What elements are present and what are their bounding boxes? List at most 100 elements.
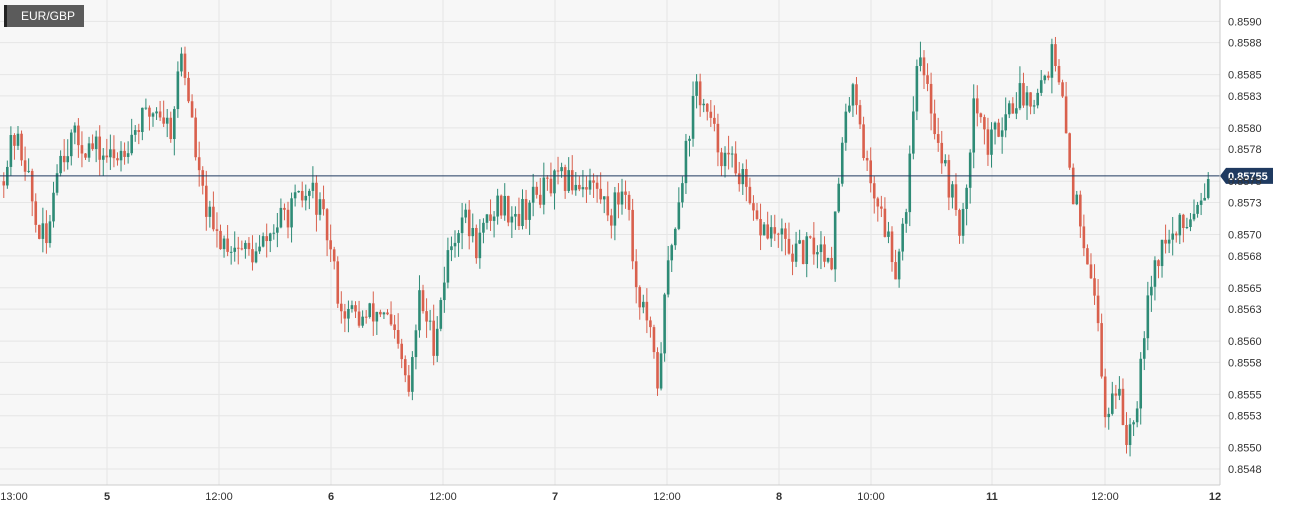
candle-body — [762, 224, 766, 236]
candle-body — [27, 170, 30, 172]
candle-body — [116, 158, 119, 161]
candles — [2, 36, 1210, 457]
candle-body — [84, 153, 87, 158]
candle-body — [1032, 105, 1036, 107]
candle-body — [52, 192, 55, 222]
candle-body — [428, 320, 432, 322]
candle-body — [297, 190, 300, 193]
candle-body — [506, 195, 510, 223]
candle-body — [197, 157, 201, 171]
candle-body — [1171, 233, 1174, 240]
candle-body — [808, 236, 812, 238]
candle-body — [229, 251, 233, 253]
candle-body — [190, 101, 194, 118]
candle-body — [542, 177, 546, 205]
candle-body — [343, 311, 347, 319]
candle-body — [819, 244, 823, 253]
candle-body — [677, 202, 681, 229]
candle-body — [1007, 103, 1011, 115]
candle-body — [464, 209, 467, 218]
candle-body — [631, 209, 634, 262]
candle-body — [336, 261, 340, 304]
candle-body — [1199, 200, 1203, 205]
candle-body — [48, 221, 52, 244]
x-tick-label: 13:00 — [0, 491, 28, 503]
candle-body — [560, 167, 563, 172]
candle-body — [329, 240, 332, 250]
candle-body — [1022, 83, 1025, 106]
candle-body — [531, 186, 535, 203]
candle-body — [293, 192, 297, 199]
candle-body — [901, 223, 904, 252]
candle-body — [148, 107, 151, 117]
candle-body — [165, 117, 169, 124]
candle-body — [219, 230, 222, 250]
candle-body — [322, 199, 325, 210]
candle-body — [55, 173, 59, 193]
candle-body — [1167, 239, 1171, 244]
candle-body — [670, 245, 674, 261]
x-tick-label: 12:00 — [653, 491, 681, 503]
candle-body — [87, 143, 91, 158]
candle-body — [595, 182, 599, 189]
candle-body — [325, 209, 329, 241]
candle-body — [784, 228, 787, 239]
symbol-label: EUR/GBP — [4, 5, 84, 27]
candle-body — [581, 187, 585, 190]
candle-body — [517, 213, 521, 227]
x-tick-label: 7 — [552, 491, 558, 503]
candle-body — [1054, 44, 1057, 66]
candle-body — [1174, 233, 1178, 236]
candle-body — [695, 81, 698, 96]
candle-body — [418, 290, 421, 331]
candle-body — [258, 246, 261, 252]
candle-body — [478, 232, 482, 259]
current-price-label: 0.85755 — [1228, 171, 1268, 183]
candle-body — [1178, 214, 1182, 236]
candle-body — [865, 158, 869, 161]
candle-body — [276, 227, 279, 233]
y-tick-label: 0.8568 — [1228, 251, 1262, 263]
candle-body — [698, 81, 702, 106]
candle-body — [30, 170, 34, 202]
candle-body — [158, 111, 162, 118]
candle-body — [340, 303, 343, 312]
candle-body — [897, 251, 901, 280]
candle-body — [272, 232, 276, 234]
candle-body — [766, 224, 769, 239]
candle-body — [1192, 213, 1196, 220]
y-tick-label: 0.8580 — [1228, 123, 1262, 135]
candle-body — [773, 227, 777, 234]
candle-body — [1096, 295, 1100, 324]
y-tick-label: 0.8558 — [1228, 357, 1262, 369]
candle-body — [926, 75, 929, 84]
candle-body — [993, 122, 997, 130]
candle-body — [62, 155, 66, 163]
x-tick-label: 10:00 — [857, 491, 885, 503]
y-tick-label: 0.8570 — [1228, 230, 1262, 242]
candle-body — [812, 237, 816, 255]
candle-body — [357, 311, 361, 326]
candle-body — [876, 198, 880, 207]
candle-body — [968, 152, 972, 188]
candle-body — [311, 182, 315, 191]
x-tick-label: 5 — [104, 491, 110, 503]
candle-body — [194, 117, 197, 158]
candle-body — [904, 212, 908, 224]
candle-body — [496, 195, 499, 217]
candle-body — [20, 133, 23, 161]
candle-body — [212, 206, 215, 230]
candle-body — [1146, 295, 1150, 339]
candle-body — [730, 153, 734, 155]
y-tick-label: 0.8585 — [1228, 70, 1262, 82]
candle-body — [471, 227, 475, 237]
candle-body — [457, 233, 460, 243]
candle-body — [823, 244, 826, 262]
y-tick-label: 0.8590 — [1228, 16, 1262, 28]
candle-body — [279, 207, 283, 228]
candle-body — [645, 301, 649, 321]
candle-body — [755, 210, 759, 219]
candle-body — [1132, 422, 1135, 425]
candle-body — [748, 186, 752, 204]
candle-body — [492, 216, 496, 221]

——

Given request: Copy every line of the items above word for word, leaving out the picture.

Response:
What elements are present and what are their bounding boxes? List at most 100 elements.
candle-body — [762, 224, 766, 236]
candle-body — [27, 170, 30, 172]
candle-body — [116, 158, 119, 161]
candles — [2, 36, 1210, 457]
candle-body — [84, 153, 87, 158]
candle-body — [1032, 105, 1036, 107]
candle-body — [52, 192, 55, 222]
candle-body — [428, 320, 432, 322]
candle-body — [297, 190, 300, 193]
candle-body — [506, 195, 510, 223]
candle-body — [197, 157, 201, 171]
candle-body — [1171, 233, 1174, 240]
candle-body — [808, 236, 812, 238]
candle-body — [229, 251, 233, 253]
candle-body — [190, 101, 194, 118]
candle-body — [542, 177, 546, 205]
candle-body — [343, 311, 347, 319]
candle-body — [819, 244, 823, 253]
candle-body — [677, 202, 681, 229]
candle-body — [1007, 103, 1011, 115]
candle-body — [464, 209, 467, 218]
candle-body — [631, 209, 634, 262]
candle-body — [336, 261, 340, 304]
candle-body — [1199, 200, 1203, 205]
candle-body — [48, 221, 52, 244]
x-tick-label: 13:00 — [0, 491, 28, 503]
candle-body — [560, 167, 563, 172]
candle-body — [329, 240, 332, 250]
candle-body — [1022, 83, 1025, 106]
candle-body — [531, 186, 535, 203]
candle-body — [293, 192, 297, 199]
candle-body — [901, 223, 904, 252]
candle-body — [148, 107, 151, 117]
candle-body — [165, 117, 169, 124]
candle-body — [219, 230, 222, 250]
candle-body — [322, 199, 325, 210]
candle-body — [55, 173, 59, 193]
candle-body — [1167, 239, 1171, 244]
candle-body — [670, 245, 674, 261]
x-tick-label: 12:00 — [653, 491, 681, 503]
candle-body — [87, 143, 91, 158]
candle-body — [595, 182, 599, 189]
candle-body — [325, 209, 329, 241]
candle-body — [784, 228, 787, 239]
symbol-label: EUR/GBP — [4, 5, 84, 27]
candle-body — [581, 187, 585, 190]
candle-body — [517, 213, 521, 227]
x-tick-label: 7 — [552, 491, 558, 503]
candle-body — [1054, 44, 1057, 66]
candle-body — [1174, 233, 1178, 236]
candle-body — [695, 81, 698, 96]
candle-body — [418, 290, 421, 331]
candle-body — [258, 246, 261, 252]
candle-body — [478, 232, 482, 259]
current-price-label: 0.85755 — [1228, 171, 1268, 183]
candle-body — [1178, 214, 1182, 236]
candle-body — [865, 158, 869, 161]
candle-body — [276, 227, 279, 233]
y-tick-label: 0.8568 — [1228, 251, 1262, 263]
candle-body — [698, 81, 702, 106]
candle-body — [30, 170, 34, 202]
candle-body — [158, 111, 162, 118]
candle-body — [340, 303, 343, 312]
candle-body — [897, 251, 901, 280]
candle-body — [272, 232, 276, 234]
candle-body — [766, 224, 769, 239]
candle-body — [1192, 213, 1196, 220]
y-tick-label: 0.8580 — [1228, 123, 1262, 135]
candle-body — [773, 227, 777, 234]
candle-body — [1096, 295, 1100, 324]
y-tick-label: 0.8558 — [1228, 357, 1262, 369]
candle-body — [926, 75, 929, 84]
candle-body — [993, 122, 997, 130]
candle-body — [62, 155, 66, 163]
x-tick-label: 10:00 — [857, 491, 885, 503]
y-tick-label: 0.8570 — [1228, 230, 1262, 242]
candle-body — [812, 237, 816, 255]
candle-body — [357, 311, 361, 326]
candle-body — [876, 198, 880, 207]
candle-body — [968, 152, 972, 188]
candle-body — [311, 182, 315, 191]
x-tick-label: 5 — [104, 491, 110, 503]
candle-body — [194, 117, 197, 158]
candle-body — [904, 212, 908, 224]
candle-body — [496, 195, 499, 217]
candle-body — [20, 133, 23, 161]
candle-body — [212, 206, 215, 230]
candle-body — [1146, 295, 1150, 339]
candle-body — [730, 153, 734, 155]
y-tick-label: 0.8585 — [1228, 70, 1262, 82]
candle-body — [471, 227, 475, 237]
candle-body — [457, 233, 460, 243]
candle-body — [823, 244, 826, 262]
y-tick-label: 0.8590 — [1228, 16, 1262, 28]
candle-body — [279, 207, 283, 228]
candle-body — [645, 301, 649, 321]
candle-body — [755, 210, 759, 219]
candle-body — [1132, 422, 1135, 425]
candle-body — [748, 186, 752, 204]
candle-body — [492, 216, 496, 221]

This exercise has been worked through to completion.